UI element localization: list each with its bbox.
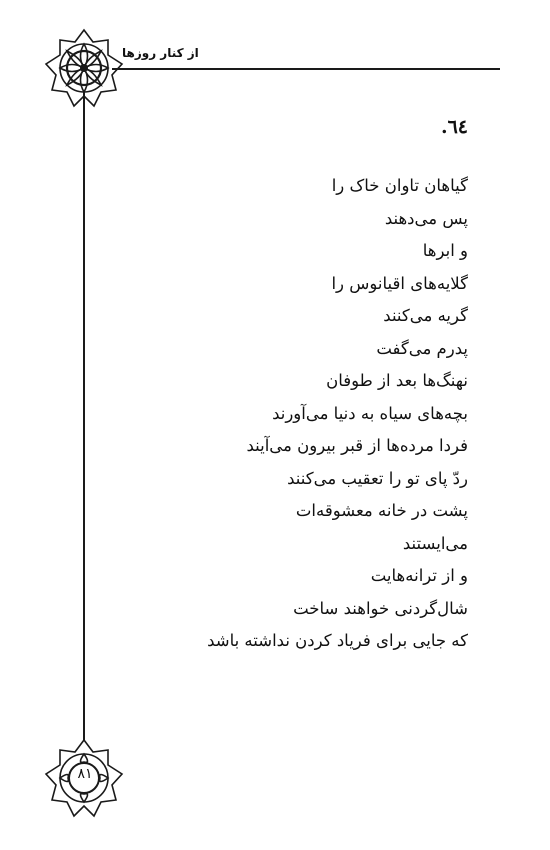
poem-line: می‌ایستند xyxy=(402,533,468,553)
header-rule xyxy=(112,68,500,70)
poem-line: گلایه‌های اقیانوس را xyxy=(331,273,468,293)
poem-line: گریه می‌کنند xyxy=(383,306,468,325)
poem-line: پشت در خانه معشوقه‌ات xyxy=(295,501,468,520)
poem-line: که جایی برای فریاد کردن نداشته باشد xyxy=(207,631,468,650)
poem-line: گیاهان تاوان خاک را xyxy=(331,176,468,195)
poem-line: نهنگ‌ها بعد از طوفان xyxy=(326,371,468,390)
poem-line: بچه‌های سیاه به دنیا می‌آورند xyxy=(272,403,468,423)
poem-body xyxy=(108,170,468,658)
poem-line: پس می‌دهند xyxy=(384,208,468,228)
poem-line: شال‌گردنی خواهند ساخت xyxy=(293,598,468,618)
poem-line: فردا مرده‌ها از قبر بیرون می‌آیند xyxy=(246,436,468,455)
poem-number: .٦٤ xyxy=(440,116,468,138)
running-title: از کنار روزها xyxy=(122,46,199,60)
poem-line: و از ترانه‌هایت xyxy=(370,566,468,585)
poem-line: و ابرها xyxy=(422,241,468,260)
poem-line: ردّ پای تو را تعقیب می‌کنند xyxy=(287,468,468,488)
margin-rule xyxy=(83,92,85,742)
poem-line: پدرم می‌گفت xyxy=(376,338,468,358)
page-number: ٨١ xyxy=(77,766,93,782)
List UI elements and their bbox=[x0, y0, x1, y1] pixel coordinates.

DO THIS :: Give back every line of the entries above verbatim, leaving out the pictures.

OUTPUT ::
UI element localization: list each with its bbox.
poem-line: می‌ایستند xyxy=(402,533,468,553)
header-rule xyxy=(112,68,500,70)
poem-line: گلایه‌های اقیانوس را xyxy=(331,273,468,293)
poem-line: گریه می‌کنند xyxy=(383,306,468,325)
poem-line: پشت در خانه معشوقه‌ات xyxy=(295,501,468,520)
poem-line: که جایی برای فریاد کردن نداشته باشد xyxy=(207,631,468,650)
poem-line: گیاهان تاوان خاک را xyxy=(331,176,468,195)
poem-line: نهنگ‌ها بعد از طوفان xyxy=(326,371,468,390)
poem-line: بچه‌های سیاه به دنیا می‌آورند xyxy=(272,403,468,423)
poem-body xyxy=(108,170,468,658)
poem-line: پس می‌دهند xyxy=(384,208,468,228)
poem-line: شال‌گردنی خواهند ساخت xyxy=(293,598,468,618)
poem-line: فردا مرده‌ها از قبر بیرون می‌آیند xyxy=(246,436,468,455)
poem-number: .٦٤ xyxy=(440,116,468,138)
running-title: از کنار روزها xyxy=(122,46,199,60)
poem-line: و از ترانه‌هایت xyxy=(370,566,468,585)
poem-line: و ابرها xyxy=(422,241,468,260)
poem-line: ردّ پای تو را تعقیب می‌کنند xyxy=(287,468,468,488)
margin-rule xyxy=(83,92,85,742)
poem-line: پدرم می‌گفت xyxy=(376,338,468,358)
page-number: ٨١ xyxy=(77,766,93,782)
List UI elements and their bbox=[x0, y0, x1, y1] pixel coordinates.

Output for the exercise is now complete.